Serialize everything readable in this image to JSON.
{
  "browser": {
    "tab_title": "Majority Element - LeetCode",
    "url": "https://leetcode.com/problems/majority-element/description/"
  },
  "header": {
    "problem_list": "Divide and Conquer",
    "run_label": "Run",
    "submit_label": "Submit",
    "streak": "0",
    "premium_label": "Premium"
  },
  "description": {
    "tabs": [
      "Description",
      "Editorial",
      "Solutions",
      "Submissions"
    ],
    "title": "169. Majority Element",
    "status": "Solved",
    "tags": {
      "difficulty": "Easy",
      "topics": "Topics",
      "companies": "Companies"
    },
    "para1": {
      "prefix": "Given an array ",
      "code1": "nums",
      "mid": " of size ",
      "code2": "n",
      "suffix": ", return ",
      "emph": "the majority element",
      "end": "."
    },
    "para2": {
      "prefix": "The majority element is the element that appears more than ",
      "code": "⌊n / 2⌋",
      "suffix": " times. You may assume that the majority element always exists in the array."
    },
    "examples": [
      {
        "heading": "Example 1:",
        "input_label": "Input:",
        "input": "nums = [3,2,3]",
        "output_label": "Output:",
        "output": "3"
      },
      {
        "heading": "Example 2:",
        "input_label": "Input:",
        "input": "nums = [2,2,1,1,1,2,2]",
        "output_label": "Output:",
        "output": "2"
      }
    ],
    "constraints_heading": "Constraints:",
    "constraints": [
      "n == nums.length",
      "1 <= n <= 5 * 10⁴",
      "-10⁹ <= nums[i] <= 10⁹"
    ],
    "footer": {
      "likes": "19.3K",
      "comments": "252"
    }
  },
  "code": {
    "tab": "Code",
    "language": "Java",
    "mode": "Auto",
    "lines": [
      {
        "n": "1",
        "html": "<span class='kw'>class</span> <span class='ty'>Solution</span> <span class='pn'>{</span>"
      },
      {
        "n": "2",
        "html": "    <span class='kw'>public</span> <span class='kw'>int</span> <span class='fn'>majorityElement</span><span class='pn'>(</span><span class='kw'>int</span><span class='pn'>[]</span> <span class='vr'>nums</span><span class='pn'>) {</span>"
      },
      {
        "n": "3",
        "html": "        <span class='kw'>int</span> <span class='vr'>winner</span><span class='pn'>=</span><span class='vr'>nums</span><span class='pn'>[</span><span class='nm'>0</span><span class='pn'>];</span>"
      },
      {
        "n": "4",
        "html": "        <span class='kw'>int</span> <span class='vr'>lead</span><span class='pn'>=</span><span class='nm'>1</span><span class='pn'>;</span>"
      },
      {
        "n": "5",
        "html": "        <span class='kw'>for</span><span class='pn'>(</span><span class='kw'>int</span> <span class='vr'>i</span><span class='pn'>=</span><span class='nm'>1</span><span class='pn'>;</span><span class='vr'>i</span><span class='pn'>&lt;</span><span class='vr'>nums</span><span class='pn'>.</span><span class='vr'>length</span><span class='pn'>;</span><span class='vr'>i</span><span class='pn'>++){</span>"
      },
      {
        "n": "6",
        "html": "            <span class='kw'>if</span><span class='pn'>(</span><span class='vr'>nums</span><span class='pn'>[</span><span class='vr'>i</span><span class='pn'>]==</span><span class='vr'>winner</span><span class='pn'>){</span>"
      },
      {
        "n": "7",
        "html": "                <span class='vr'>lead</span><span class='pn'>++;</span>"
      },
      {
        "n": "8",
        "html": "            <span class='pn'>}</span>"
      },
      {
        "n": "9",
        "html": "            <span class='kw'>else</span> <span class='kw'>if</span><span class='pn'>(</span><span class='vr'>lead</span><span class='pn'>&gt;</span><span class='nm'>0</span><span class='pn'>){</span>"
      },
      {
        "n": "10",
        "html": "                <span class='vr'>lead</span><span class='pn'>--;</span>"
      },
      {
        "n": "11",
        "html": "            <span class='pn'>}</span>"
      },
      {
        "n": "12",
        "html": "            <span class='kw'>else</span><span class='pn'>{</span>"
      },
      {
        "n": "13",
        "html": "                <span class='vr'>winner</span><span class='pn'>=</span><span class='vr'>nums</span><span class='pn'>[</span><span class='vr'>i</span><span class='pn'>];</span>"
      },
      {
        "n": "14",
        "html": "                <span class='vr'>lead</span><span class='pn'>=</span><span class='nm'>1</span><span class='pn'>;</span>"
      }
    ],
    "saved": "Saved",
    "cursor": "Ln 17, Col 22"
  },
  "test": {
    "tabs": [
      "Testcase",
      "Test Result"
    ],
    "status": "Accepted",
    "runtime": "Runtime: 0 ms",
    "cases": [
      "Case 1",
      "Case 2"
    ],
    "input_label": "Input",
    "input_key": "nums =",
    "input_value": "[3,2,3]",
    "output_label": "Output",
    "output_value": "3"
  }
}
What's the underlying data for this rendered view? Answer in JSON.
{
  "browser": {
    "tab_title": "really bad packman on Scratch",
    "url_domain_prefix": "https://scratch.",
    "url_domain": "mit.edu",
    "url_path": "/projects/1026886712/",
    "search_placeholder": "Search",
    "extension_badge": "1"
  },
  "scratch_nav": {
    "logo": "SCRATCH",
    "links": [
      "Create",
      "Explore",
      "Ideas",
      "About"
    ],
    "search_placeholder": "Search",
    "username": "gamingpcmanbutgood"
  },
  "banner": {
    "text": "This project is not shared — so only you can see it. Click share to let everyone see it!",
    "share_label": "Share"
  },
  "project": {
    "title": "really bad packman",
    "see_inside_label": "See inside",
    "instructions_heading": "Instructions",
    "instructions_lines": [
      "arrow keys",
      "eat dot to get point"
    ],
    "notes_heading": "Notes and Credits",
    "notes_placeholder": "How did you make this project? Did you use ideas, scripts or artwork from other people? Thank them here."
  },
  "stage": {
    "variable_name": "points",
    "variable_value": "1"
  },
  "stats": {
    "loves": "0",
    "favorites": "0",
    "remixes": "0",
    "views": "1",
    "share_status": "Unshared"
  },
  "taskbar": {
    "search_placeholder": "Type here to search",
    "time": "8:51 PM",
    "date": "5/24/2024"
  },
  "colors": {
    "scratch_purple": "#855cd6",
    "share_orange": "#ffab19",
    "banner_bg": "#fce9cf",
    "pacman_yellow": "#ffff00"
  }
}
────────────────
TASK STATEMENT:
From the listing above, extract all records word for word.

SOLUTION FOR THIS EXERCISE:
Serialize everything readable in this image to JSON.
{
  "browser": {
    "tab_title": "Majority Element - LeetCode",
    "url": "https://leetcode.com/problems/majority-element/description/"
  },
  "header": {
    "problem_list": "Divide and Conquer",
    "run_label": "Run",
    "submit_label": "Submit",
    "streak": "0",
    "premium_label": "Premium"
  },
  "description": {
    "tabs": [
      "Description",
      "Editorial",
      "Solutions",
      "Submissions"
    ],
    "title": "169. Majority Element",
    "status": "Solved",
    "tags": {
      "difficulty": "Easy",
      "topics": "Topics",
      "companies": "Companies"
    },
    "para1": {
      "prefix": "Given an array ",
      "code1": "nums",
      "mid": " of size ",
      "code2": "n",
      "suffix": ", return ",
      "emph": "the majority element",
      "end": "."
    },
    "para2": {
      "prefix": "The majority element is the element that appears more than ",
      "code": "⌊n / 2⌋",
      "suffix": " times. You may assume that the majority element always exists in the array."
    },
    "examples": [
      {
        "heading": "Example 1:",
        "input_label": "Input:",
        "input": "nums = [3,2,3]",
        "output_label": "Output:",
        "output": "3"
      },
      {
        "heading": "Example 2:",
        "input_label": "Input:",
        "input": "nums = [2,2,1,1,1,2,2]",
        "output_label": "Output:",
        "output": "2"
      }
    ],
    "constraints_heading": "Constraints:",
    "constraints": [
      "n == nums.length",
      "1 <= n <= 5 * 10⁴",
      "-10⁹ <= nums[i] <= 10⁹"
    ],
    "footer": {
      "likes": "19.3K",
      "comments": "252"
    }
  },
  "code": {
    "tab": "Code",
    "language": "Java",
    "mode": "Auto",
    "lines": [
      {
        "n": "1",
        "html": "<span class='kw'>class</span> <span class='ty'>Solution</span> <span class='pn'>{</span>"
      },
      {
        "n": "2",
        "html": "    <span class='kw'>public</span> <span class='kw'>int</span> <span class='fn'>majorityElement</span><span class='pn'>(</span><span class='kw'>int</span><span class='pn'>[]</span> <span class='vr'>nums</span><span class='pn'>) {</span>"
      },
      {
        "n": "3",
        "html": "        <span class='kw'>int</span> <span class='vr'>winner</span><span class='pn'>=</span><span class='vr'>nums</span><span class='pn'>[</span><span class='nm'>0</span><span class='pn'>];</span>"
      },
      {
        "n": "4",
        "html": "        <span class='kw'>int</span> <span class='vr'>lead</span><span class='pn'>=</span><span class='nm'>1</span><span class='pn'>;</span>"
      },
      {
        "n": "5",
        "html": "        <span class='kw'>for</span><span class='pn'>(</span><span class='kw'>int</span> <span class='vr'>i</span><span class='pn'>=</span><span class='nm'>1</span><span class='pn'>;</span><span class='vr'>i</span><span class='pn'>&lt;</span><span class='vr'>nums</span><span class='pn'>.</span><span class='vr'>length</span><span class='pn'>;</span><span class='vr'>i</span><span class='pn'>++){</span>"
      },
      {
        "n": "6",
        "html": "            <span class='kw'>if</span><span class='pn'>(</span><span class='vr'>nums</span><span class='pn'>[</span><span class='vr'>i</span><span class='pn'>]==</span><span class='vr'>winner</span><span class='pn'>){</span>"
      },
      {
        "n": "7",
        "html": "                <span class='vr'>lead</span><span class='pn'>++;</span>"
      },
      {
        "n": "8",
        "html": "            <span class='pn'>}</span>"
      },
      {
        "n": "9",
        "html": "            <span class='kw'>else</span> <span class='kw'>if</span><span class='pn'>(</span><span class='vr'>lead</span><span class='pn'>&gt;</span><span class='nm'>0</span><span class='pn'>){</span>"
      },
      {
        "n": "10",
        "html": "                <span class='vr'>lead</span><span class='pn'>--;</span>"
      },
      {
        "n": "11",
        "html": "            <span class='pn'>}</span>"
      },
      {
        "n": "12",
        "html": "            <span class='kw'>else</span><span class='pn'>{</span>"
      },
      {
        "n": "13",
        "html": "                <span class='vr'>winner</span><span class='pn'>=</span><span class='vr'>nums</span><span class='pn'>[</span><span class='vr'>i</span><span class='pn'>];</span>"
      },
      {
        "n": "14",
        "html": "                <span class='vr'>lead</span><span class='pn'>=</span><span class='nm'>1</span><span class='pn'>;</span>"
      }
    ],
    "saved": "Saved",
    "cursor": "Ln 17, Col 22"
  },
  "test": {
    "tabs": [
      "Testcase",
      "Test Result"
    ],
    "status": "Accepted",
    "runtime": "Runtime: 0 ms",
    "cases": [
      "Case 1",
      "Case 2"
    ],
    "input_label": "Input",
    "input_key": "nums =",
    "input_value": "[3,2,3]",
    "output_label": "Output",
    "output_value": "3"
  }
}
What's the underlying data for this rendered view? Answer in JSON.
{
  "browser": {
    "tab_title": "really bad packman on Scratch",
    "url_domain_prefix": "https://scratch.",
    "url_domain": "mit.edu",
    "url_path": "/projects/1026886712/",
    "search_placeholder": "Search",
    "extension_badge": "1"
  },
  "scratch_nav": {
    "logo": "SCRATCH",
    "links": [
      "Create",
      "Explore",
      "Ideas",
      "About"
    ],
    "search_placeholder": "Search",
    "username": "gamingpcmanbutgood"
  },
  "banner": {
    "text": "This project is not shared — so only you can see it. Click share to let everyone see it!",
    "share_label": "Share"
  },
  "project": {
    "title": "really bad packman",
    "see_inside_label": "See inside",
    "instructions_heading": "Instructions",
    "instructions_lines": [
      "arrow keys",
      "eat dot to get point"
    ],
    "notes_heading": "Notes and Credits",
    "notes_placeholder": "How did you make this project? Did you use ideas, scripts or artwork from other people? Thank them here."
  },
  "stage": {
    "variable_name": "points",
    "variable_value": "1"
  },
  "stats": {
    "loves": "0",
    "favorites": "0",
    "remixes": "0",
    "views": "1",
    "share_status": "Unshared"
  },
  "taskbar": {
    "search_placeholder": "Type here to search",
    "time": "8:51 PM",
    "date": "5/24/2024"
  },
  "colors": {
    "scratch_purple": "#855cd6",
    "share_orange": "#ffab19",
    "banner_bg": "#fce9cf",
    "pacman_yellow": "#ffff00"
  }
}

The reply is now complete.